____ Given information

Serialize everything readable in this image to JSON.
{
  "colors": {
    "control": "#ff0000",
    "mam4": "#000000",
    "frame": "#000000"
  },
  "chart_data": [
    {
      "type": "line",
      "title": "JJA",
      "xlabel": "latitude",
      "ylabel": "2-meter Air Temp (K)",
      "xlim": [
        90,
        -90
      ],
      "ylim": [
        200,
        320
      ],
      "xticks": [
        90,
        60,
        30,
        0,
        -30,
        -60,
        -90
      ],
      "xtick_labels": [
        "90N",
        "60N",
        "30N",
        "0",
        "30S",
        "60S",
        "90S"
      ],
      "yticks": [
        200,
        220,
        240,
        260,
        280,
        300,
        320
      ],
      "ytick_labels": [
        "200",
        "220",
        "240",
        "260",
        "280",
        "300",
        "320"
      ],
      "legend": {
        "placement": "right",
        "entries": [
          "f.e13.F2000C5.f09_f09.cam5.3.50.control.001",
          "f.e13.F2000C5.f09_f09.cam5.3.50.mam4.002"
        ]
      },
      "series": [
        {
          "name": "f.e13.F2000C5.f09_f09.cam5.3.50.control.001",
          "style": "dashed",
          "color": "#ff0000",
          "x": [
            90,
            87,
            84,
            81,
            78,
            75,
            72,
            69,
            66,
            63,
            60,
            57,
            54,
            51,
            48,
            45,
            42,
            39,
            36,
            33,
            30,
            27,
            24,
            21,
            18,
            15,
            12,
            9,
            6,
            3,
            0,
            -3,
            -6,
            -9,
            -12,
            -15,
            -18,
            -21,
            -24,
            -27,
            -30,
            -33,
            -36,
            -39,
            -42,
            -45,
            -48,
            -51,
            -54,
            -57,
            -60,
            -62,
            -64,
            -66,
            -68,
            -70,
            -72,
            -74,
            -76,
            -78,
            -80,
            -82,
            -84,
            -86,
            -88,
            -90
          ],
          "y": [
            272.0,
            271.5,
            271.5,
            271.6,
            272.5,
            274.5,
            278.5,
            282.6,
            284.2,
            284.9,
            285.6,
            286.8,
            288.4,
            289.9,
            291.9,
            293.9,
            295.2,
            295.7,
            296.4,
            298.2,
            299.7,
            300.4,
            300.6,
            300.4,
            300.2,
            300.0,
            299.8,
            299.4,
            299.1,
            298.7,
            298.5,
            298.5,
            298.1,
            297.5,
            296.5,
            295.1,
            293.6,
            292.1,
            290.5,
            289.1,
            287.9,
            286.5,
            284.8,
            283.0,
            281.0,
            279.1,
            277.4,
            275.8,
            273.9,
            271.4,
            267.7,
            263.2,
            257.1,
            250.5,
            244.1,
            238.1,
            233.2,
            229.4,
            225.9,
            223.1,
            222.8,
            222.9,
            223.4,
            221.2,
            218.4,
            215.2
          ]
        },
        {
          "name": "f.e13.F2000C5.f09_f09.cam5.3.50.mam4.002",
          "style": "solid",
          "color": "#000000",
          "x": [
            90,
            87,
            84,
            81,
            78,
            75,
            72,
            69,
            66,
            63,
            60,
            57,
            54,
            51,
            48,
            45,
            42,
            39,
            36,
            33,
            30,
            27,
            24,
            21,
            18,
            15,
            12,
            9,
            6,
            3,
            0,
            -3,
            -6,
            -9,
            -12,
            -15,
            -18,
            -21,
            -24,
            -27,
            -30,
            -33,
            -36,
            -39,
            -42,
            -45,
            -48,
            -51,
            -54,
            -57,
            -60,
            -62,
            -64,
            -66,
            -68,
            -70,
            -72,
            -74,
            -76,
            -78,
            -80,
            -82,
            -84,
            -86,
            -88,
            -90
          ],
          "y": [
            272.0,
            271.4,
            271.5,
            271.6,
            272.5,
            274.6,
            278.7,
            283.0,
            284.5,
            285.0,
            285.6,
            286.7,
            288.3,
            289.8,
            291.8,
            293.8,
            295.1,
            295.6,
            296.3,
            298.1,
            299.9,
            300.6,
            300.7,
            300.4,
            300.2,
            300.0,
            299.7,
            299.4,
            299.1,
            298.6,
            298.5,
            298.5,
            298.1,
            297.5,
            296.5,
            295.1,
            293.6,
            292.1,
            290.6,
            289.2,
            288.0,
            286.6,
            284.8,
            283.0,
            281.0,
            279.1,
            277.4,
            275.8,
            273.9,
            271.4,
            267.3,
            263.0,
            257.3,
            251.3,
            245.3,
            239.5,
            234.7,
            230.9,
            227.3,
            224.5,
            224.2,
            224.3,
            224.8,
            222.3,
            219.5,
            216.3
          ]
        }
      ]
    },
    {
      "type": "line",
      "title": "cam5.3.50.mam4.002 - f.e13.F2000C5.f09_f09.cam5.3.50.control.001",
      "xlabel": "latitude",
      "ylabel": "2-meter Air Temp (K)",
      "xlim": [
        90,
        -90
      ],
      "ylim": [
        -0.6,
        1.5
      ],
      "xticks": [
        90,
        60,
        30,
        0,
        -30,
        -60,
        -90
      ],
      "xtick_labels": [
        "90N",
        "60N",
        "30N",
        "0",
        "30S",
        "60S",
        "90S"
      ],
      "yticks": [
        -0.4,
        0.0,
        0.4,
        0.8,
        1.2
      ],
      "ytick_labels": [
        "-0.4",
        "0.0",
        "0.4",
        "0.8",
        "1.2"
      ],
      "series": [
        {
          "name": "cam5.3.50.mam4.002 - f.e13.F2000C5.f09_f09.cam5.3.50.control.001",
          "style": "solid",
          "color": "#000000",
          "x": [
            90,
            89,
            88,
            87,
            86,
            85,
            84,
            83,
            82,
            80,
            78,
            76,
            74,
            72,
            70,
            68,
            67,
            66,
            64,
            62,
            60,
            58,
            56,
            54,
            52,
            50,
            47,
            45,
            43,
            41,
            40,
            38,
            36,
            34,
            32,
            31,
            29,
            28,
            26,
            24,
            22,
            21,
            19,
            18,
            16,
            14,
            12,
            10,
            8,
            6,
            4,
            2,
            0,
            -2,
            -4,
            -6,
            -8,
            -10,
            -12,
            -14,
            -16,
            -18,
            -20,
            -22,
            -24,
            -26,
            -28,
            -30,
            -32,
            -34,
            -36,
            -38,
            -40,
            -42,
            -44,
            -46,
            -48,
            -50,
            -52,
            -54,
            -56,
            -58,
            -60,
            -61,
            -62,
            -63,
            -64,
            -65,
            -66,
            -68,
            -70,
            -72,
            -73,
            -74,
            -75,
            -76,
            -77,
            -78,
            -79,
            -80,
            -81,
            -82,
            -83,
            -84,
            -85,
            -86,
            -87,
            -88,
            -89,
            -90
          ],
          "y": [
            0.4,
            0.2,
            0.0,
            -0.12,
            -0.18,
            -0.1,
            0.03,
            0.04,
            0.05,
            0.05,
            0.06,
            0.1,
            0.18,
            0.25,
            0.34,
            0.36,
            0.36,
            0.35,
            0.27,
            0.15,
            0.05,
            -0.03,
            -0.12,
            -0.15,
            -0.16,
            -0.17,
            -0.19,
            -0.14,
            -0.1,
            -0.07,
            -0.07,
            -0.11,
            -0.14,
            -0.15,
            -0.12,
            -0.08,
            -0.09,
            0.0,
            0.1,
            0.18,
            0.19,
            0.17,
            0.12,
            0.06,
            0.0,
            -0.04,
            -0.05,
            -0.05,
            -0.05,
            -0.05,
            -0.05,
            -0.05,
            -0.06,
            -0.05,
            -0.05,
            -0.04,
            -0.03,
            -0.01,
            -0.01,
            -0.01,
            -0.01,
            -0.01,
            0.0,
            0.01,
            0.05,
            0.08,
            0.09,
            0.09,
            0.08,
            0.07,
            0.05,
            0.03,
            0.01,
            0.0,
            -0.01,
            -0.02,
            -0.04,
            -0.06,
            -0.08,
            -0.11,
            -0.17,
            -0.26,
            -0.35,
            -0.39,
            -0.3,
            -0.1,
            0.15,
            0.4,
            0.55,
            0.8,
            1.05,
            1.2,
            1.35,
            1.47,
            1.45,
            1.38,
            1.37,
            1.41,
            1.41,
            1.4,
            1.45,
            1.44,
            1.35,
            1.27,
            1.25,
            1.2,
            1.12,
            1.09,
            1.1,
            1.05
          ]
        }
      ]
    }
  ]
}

________
____ Given information

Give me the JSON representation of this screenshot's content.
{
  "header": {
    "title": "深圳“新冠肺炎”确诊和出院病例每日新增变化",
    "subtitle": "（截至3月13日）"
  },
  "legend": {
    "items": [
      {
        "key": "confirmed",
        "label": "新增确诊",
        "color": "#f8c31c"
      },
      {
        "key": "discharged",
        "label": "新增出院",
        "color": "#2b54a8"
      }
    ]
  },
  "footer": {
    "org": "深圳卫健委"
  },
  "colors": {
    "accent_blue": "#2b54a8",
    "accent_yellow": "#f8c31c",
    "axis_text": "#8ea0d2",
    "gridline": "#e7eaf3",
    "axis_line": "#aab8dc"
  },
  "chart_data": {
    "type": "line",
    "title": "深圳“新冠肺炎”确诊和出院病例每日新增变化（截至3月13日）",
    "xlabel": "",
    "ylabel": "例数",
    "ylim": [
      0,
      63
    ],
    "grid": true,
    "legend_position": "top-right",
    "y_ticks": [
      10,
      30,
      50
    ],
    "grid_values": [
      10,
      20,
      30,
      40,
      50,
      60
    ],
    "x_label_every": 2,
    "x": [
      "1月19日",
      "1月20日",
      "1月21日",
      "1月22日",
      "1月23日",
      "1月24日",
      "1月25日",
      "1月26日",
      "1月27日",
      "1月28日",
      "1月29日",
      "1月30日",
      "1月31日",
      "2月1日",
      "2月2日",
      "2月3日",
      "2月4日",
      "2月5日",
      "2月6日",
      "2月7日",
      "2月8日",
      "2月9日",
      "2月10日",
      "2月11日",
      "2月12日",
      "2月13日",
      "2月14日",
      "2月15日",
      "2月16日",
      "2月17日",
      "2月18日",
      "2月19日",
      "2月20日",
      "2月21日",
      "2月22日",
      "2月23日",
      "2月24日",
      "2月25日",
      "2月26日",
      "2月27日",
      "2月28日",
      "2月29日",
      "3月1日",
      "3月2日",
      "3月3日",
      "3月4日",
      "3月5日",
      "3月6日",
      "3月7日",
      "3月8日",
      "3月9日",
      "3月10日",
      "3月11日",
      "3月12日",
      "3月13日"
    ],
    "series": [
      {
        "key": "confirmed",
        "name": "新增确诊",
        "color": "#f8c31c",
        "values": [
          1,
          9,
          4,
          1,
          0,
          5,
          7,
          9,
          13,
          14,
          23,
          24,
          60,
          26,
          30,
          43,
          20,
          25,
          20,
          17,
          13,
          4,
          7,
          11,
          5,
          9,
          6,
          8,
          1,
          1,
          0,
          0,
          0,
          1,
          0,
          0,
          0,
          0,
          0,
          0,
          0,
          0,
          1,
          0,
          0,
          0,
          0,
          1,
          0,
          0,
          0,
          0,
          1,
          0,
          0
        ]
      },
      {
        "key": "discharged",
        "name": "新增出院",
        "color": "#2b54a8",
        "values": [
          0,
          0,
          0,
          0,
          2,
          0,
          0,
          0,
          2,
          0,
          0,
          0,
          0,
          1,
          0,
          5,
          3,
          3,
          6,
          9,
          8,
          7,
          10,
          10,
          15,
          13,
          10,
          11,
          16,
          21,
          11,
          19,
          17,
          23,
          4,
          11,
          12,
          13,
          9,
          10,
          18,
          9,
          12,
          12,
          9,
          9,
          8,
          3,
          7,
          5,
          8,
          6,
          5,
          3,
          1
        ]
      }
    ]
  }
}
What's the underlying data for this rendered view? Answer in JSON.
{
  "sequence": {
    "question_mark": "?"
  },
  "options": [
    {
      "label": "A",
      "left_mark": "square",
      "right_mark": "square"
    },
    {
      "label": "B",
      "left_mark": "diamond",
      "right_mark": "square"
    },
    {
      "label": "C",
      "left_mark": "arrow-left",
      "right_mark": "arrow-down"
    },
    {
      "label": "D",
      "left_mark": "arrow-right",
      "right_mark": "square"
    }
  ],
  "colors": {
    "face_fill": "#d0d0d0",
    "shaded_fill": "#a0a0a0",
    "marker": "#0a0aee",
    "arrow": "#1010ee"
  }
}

________

* **Exercise requirements**:
List all lines from the entries that include the word "control".

* **Response to the exercise**:
    "control": "#ff0000",
          "f.e13.F2000C5.f09_f09.cam5.3.50.control.001",
          "name": "f.e13.F2000C5.f09_f09.cam5.3.50.control.001",
      "title": "cam5.3.50.mam4.002 - f.e13.F2000C5.f09_f09.cam5.3.50.control.001",
          "name": "cam5.3.50.mam4.002 - f.e13.F2000C5.f09_f09.cam5.3.50.control.001",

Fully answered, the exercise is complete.